Find every line containing the word "this" in the records below; report only how many there are.

A block of data –
------------------------------------------------------------------------

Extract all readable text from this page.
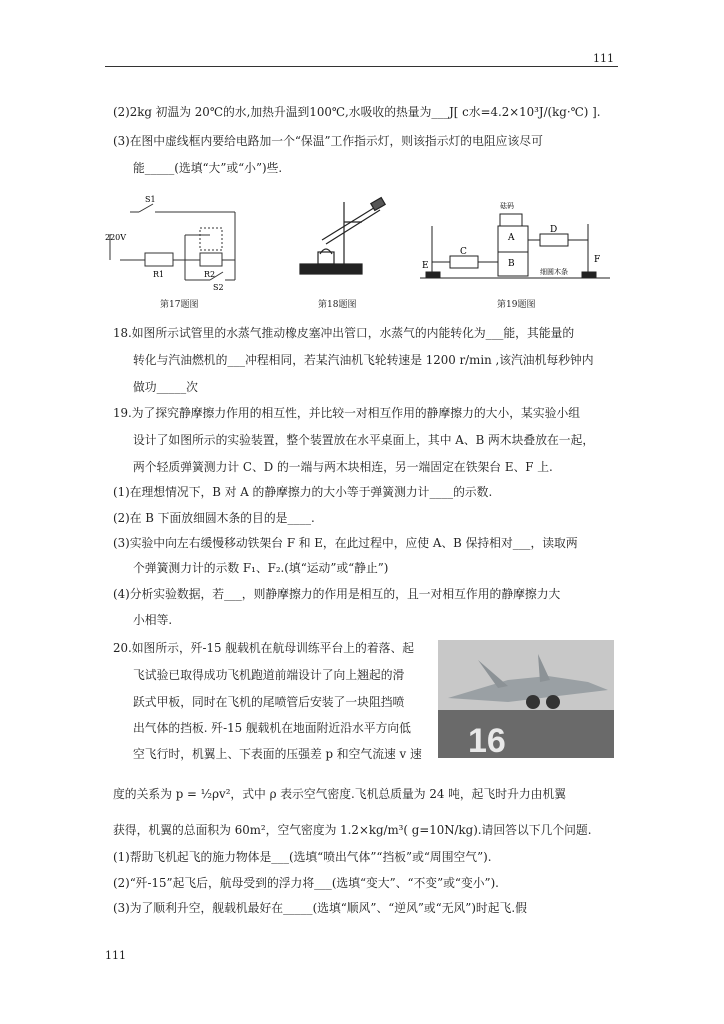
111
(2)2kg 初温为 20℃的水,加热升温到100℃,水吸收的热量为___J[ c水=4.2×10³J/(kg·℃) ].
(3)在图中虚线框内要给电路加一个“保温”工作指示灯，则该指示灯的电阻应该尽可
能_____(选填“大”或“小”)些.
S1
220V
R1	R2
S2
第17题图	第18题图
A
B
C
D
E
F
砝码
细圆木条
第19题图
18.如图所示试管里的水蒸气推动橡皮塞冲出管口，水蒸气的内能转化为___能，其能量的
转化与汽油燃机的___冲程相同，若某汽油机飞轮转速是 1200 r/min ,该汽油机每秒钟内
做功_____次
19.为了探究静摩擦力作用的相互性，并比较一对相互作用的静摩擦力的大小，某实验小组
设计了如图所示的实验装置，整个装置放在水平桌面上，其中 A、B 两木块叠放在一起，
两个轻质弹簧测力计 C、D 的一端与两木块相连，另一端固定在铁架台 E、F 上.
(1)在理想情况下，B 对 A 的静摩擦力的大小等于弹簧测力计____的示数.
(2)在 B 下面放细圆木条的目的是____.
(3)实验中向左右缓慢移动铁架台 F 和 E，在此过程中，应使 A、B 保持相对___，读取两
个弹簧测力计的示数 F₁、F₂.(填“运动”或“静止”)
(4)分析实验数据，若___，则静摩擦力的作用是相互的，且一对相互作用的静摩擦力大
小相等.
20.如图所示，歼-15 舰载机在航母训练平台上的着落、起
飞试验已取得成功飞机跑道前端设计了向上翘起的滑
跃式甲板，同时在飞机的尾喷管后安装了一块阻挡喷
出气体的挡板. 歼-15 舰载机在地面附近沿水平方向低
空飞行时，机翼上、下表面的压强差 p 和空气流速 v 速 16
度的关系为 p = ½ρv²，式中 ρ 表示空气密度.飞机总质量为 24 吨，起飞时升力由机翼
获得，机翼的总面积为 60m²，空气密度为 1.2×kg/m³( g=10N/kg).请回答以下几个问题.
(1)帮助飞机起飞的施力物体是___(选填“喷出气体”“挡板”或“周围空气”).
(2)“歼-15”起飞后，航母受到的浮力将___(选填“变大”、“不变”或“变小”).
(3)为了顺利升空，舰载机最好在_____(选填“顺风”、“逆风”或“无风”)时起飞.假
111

------------------------------------------------------------------------

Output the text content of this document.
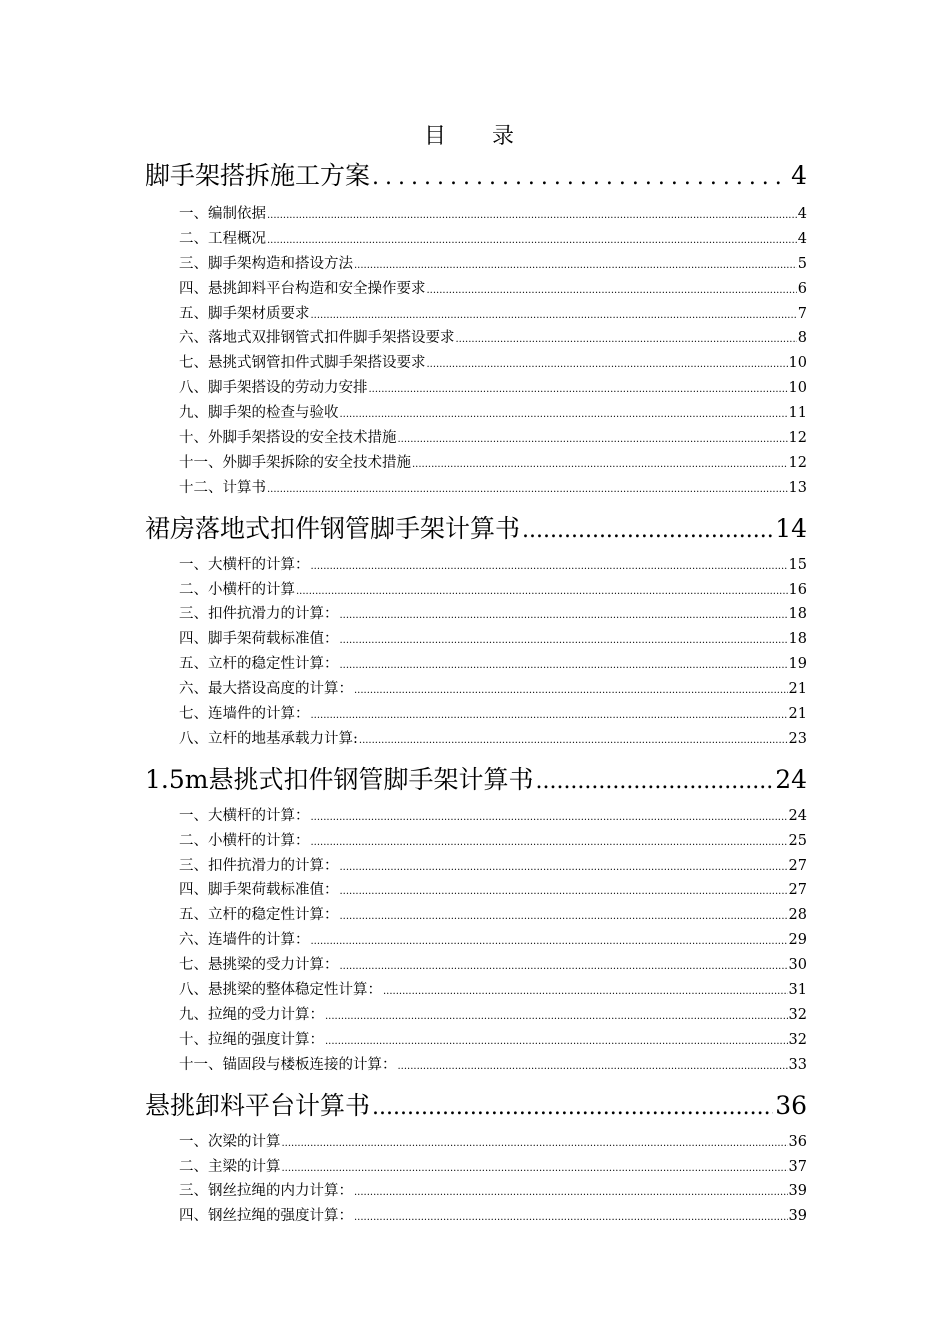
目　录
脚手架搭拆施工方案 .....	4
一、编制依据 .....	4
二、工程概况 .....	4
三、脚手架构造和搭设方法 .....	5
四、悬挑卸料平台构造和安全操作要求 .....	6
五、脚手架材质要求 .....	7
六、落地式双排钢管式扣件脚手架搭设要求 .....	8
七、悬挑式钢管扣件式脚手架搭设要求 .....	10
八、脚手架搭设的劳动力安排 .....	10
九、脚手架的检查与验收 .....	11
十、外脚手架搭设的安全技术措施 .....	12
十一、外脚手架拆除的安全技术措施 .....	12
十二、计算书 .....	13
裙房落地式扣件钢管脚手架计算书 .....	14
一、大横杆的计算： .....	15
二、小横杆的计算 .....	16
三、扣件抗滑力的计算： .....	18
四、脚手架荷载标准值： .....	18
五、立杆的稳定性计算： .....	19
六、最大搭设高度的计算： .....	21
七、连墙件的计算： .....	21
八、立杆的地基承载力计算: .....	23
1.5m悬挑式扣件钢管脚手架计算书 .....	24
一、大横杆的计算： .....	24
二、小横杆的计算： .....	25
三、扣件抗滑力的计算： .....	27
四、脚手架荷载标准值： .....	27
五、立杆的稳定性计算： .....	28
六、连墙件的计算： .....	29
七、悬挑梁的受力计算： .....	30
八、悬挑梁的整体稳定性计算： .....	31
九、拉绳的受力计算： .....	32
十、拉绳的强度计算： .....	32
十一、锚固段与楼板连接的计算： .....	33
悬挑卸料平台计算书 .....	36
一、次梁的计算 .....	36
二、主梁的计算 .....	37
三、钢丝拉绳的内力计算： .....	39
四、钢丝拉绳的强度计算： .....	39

------------------------------------------------------------------------

THE RESPONSE –
2